─── INPUT DATA
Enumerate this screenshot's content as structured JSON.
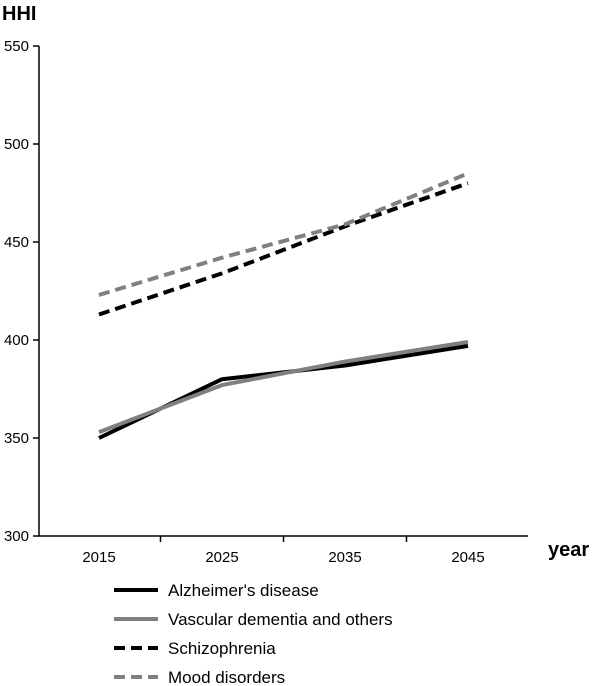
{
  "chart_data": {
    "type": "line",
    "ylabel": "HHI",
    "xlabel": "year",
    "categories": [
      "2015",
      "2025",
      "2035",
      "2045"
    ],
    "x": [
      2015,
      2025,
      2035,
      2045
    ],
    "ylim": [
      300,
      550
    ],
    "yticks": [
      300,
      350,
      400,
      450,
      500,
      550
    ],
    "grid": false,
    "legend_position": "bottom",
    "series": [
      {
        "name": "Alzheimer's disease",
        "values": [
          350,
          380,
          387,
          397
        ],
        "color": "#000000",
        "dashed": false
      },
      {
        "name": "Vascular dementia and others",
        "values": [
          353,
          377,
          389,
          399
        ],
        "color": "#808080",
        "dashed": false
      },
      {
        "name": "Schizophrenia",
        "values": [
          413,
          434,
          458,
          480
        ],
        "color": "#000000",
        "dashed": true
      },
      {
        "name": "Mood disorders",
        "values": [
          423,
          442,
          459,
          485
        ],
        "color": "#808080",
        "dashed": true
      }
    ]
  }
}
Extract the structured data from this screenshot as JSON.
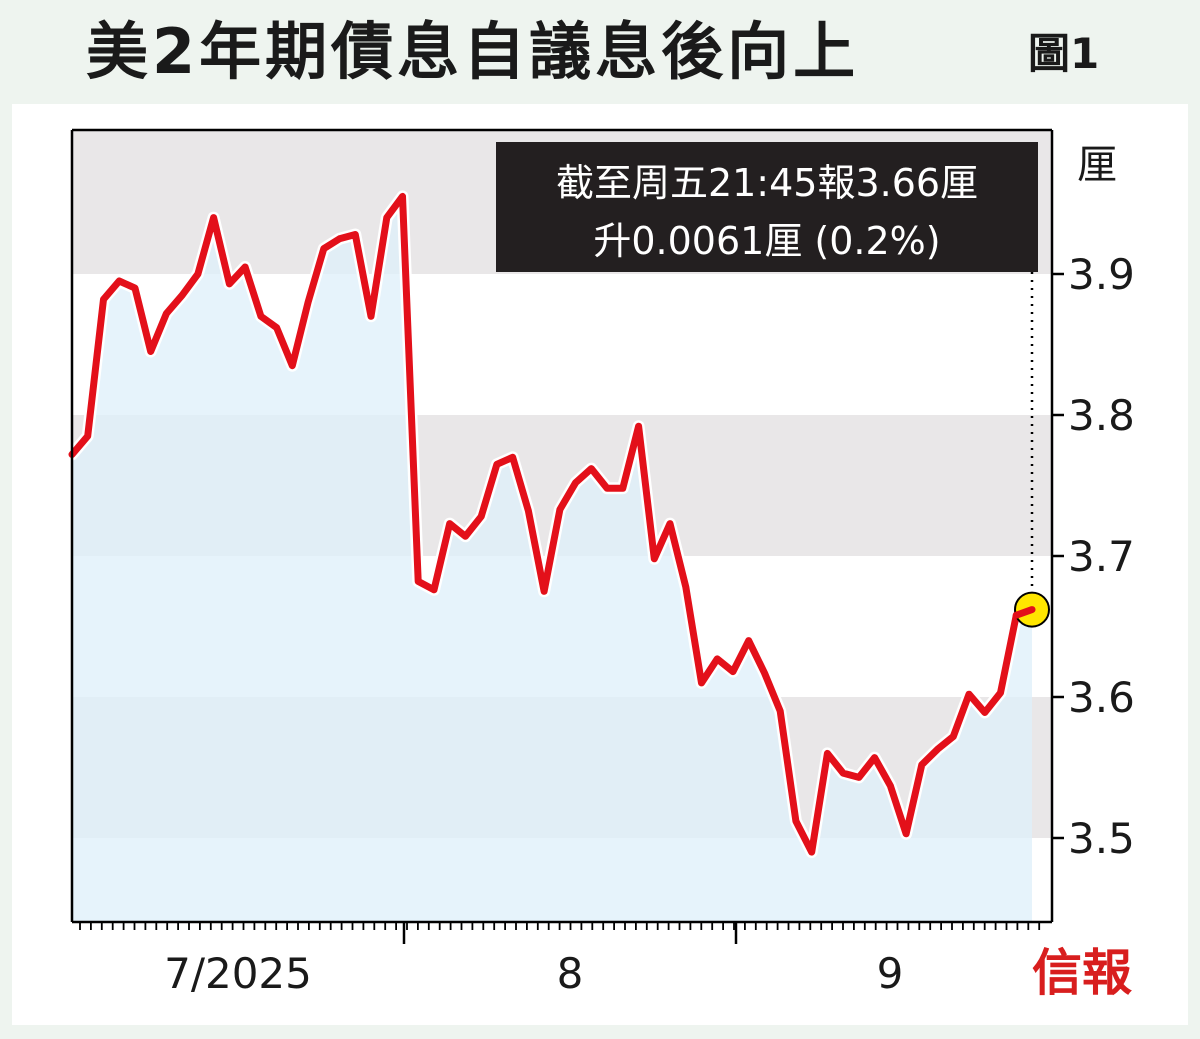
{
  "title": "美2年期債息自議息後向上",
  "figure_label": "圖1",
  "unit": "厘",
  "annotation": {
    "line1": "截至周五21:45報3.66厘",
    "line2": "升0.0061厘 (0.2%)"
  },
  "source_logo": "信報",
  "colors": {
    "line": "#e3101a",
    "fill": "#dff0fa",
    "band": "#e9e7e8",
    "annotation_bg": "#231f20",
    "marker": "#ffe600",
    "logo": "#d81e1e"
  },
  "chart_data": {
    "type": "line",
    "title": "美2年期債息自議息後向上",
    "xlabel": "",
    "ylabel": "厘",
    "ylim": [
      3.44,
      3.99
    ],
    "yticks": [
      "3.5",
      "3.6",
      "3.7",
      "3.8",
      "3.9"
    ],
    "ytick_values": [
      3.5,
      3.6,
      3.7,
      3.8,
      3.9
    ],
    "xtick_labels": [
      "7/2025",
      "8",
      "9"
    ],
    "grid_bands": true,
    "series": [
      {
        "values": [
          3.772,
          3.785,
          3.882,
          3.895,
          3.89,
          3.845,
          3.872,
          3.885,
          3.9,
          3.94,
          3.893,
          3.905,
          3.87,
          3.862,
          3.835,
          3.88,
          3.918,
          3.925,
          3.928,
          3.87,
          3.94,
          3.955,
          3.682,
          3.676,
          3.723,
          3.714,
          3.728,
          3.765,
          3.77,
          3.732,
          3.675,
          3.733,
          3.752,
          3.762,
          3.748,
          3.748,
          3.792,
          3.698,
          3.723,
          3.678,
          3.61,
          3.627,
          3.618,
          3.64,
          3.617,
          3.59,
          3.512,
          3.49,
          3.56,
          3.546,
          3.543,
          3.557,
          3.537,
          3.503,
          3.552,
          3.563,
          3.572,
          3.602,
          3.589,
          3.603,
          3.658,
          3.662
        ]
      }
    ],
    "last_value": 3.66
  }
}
──────
─── INPUT DATA
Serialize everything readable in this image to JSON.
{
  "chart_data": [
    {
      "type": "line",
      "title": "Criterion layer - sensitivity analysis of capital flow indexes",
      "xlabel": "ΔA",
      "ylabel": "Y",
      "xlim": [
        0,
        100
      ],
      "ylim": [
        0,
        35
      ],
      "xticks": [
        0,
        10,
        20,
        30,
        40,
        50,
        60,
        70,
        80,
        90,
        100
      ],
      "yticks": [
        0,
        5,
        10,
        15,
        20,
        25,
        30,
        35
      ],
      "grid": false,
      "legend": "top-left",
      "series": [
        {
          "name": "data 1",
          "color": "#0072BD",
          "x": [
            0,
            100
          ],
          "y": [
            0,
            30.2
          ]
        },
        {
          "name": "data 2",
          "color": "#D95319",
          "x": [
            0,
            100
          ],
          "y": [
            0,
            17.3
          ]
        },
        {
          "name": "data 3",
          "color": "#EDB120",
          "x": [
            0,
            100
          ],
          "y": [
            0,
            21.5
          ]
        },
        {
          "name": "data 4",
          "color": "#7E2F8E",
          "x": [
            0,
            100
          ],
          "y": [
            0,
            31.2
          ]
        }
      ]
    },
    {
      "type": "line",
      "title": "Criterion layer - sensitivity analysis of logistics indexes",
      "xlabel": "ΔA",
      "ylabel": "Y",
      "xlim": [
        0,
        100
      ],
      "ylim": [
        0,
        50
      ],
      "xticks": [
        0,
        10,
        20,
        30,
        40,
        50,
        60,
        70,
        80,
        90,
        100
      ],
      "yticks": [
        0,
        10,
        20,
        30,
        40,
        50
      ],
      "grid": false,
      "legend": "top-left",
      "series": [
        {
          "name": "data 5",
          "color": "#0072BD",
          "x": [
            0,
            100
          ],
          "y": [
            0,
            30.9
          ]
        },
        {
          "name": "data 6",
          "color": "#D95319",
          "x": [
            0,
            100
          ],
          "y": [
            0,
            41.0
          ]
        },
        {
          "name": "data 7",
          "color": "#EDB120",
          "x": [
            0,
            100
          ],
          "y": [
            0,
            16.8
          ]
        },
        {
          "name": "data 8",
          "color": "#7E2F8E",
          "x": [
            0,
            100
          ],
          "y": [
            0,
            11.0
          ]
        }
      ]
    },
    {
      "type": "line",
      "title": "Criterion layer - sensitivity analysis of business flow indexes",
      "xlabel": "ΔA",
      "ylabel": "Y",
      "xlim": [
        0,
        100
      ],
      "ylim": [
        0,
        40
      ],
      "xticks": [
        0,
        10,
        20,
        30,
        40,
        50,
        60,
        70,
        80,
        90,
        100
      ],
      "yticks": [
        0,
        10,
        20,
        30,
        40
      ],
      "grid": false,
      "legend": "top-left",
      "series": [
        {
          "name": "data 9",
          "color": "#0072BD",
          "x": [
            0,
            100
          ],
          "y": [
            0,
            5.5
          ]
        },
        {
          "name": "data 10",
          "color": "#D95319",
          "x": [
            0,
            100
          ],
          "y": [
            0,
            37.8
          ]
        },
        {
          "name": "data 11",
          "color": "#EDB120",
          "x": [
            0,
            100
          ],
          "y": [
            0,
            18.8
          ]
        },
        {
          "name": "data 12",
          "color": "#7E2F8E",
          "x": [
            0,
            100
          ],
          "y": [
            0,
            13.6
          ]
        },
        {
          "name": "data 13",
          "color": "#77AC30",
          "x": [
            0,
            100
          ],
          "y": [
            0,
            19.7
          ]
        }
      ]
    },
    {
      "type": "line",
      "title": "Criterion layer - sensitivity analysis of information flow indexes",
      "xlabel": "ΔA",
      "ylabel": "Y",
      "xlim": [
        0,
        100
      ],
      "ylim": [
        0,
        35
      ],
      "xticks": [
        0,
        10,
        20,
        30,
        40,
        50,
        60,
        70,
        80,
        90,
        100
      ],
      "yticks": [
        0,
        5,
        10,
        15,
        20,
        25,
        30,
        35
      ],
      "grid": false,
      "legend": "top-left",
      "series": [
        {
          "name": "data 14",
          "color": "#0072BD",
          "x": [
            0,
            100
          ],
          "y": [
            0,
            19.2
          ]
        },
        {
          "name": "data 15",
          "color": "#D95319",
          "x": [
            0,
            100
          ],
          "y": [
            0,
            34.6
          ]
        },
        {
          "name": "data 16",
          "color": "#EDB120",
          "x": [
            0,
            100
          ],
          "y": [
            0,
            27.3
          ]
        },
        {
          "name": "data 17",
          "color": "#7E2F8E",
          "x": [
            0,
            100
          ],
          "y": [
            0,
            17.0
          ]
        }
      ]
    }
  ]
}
──────
─── INPUT DATA
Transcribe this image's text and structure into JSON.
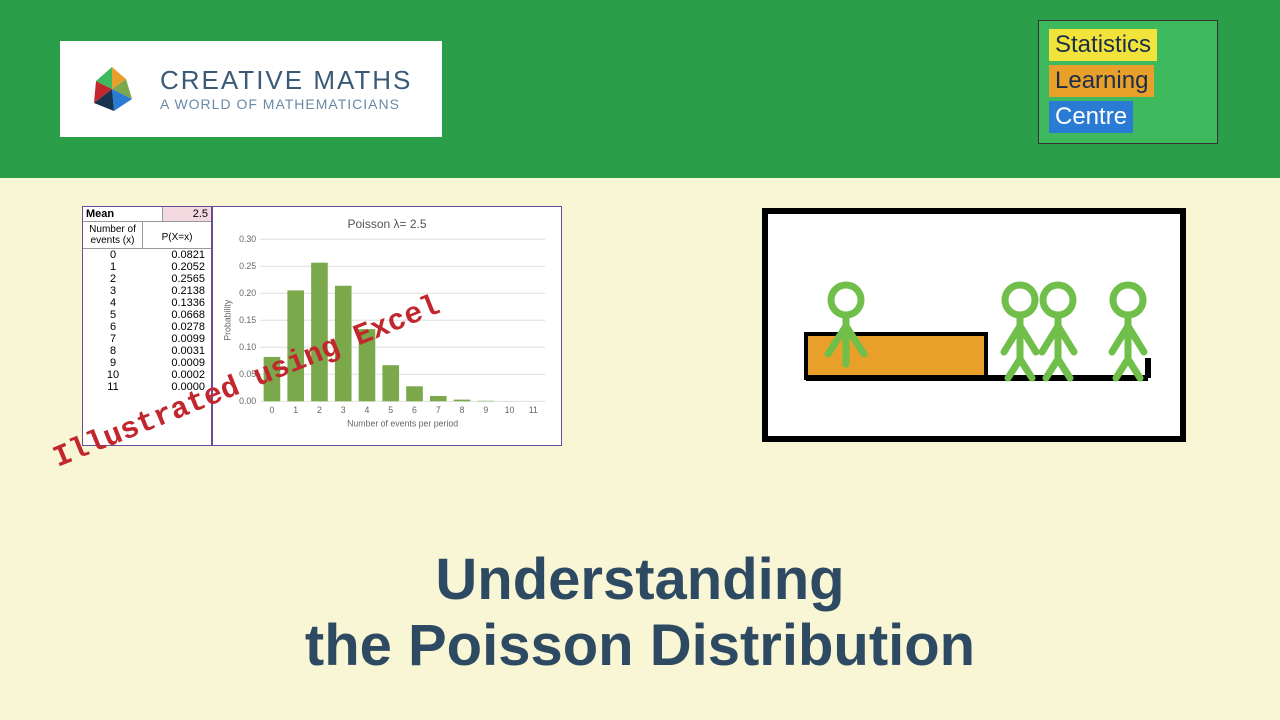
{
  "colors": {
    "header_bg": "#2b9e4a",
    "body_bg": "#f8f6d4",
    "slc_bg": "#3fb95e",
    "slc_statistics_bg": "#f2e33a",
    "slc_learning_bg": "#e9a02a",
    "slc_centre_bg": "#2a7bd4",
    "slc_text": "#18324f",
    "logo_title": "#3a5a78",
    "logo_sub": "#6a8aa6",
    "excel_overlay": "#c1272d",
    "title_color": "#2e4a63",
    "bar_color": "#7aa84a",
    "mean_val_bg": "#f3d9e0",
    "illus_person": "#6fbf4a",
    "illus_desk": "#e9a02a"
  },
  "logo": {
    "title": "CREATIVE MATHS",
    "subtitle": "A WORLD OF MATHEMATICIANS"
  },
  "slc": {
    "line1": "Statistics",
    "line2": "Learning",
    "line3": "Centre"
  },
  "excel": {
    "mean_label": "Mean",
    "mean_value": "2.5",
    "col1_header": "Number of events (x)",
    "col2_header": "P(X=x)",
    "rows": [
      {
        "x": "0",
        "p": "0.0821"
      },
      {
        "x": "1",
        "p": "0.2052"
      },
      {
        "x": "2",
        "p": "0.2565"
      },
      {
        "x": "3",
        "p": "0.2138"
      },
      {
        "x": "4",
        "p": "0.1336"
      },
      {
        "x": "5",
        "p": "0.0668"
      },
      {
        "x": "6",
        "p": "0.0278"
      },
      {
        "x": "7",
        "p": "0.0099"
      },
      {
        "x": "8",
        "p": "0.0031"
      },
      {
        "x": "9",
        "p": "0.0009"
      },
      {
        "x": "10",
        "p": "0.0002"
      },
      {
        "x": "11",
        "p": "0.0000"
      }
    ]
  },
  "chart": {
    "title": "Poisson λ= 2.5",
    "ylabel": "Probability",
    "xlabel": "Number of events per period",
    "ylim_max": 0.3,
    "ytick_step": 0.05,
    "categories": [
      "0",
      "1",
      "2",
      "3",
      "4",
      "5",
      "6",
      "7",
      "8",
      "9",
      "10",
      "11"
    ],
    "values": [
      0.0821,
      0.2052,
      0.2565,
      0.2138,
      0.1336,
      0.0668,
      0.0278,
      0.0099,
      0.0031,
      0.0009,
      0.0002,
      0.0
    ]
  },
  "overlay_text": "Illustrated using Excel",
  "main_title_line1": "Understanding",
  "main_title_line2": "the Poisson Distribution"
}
──────
Only lines with the word "this" are wanted, so copy each one from the records.

Enumerate this screenshot's content as structured JSON.
Extract the structured data from this screenshot as JSON.
Serialize everything readable in this image to JSON.
Transcribe this image's text and structure into JSON.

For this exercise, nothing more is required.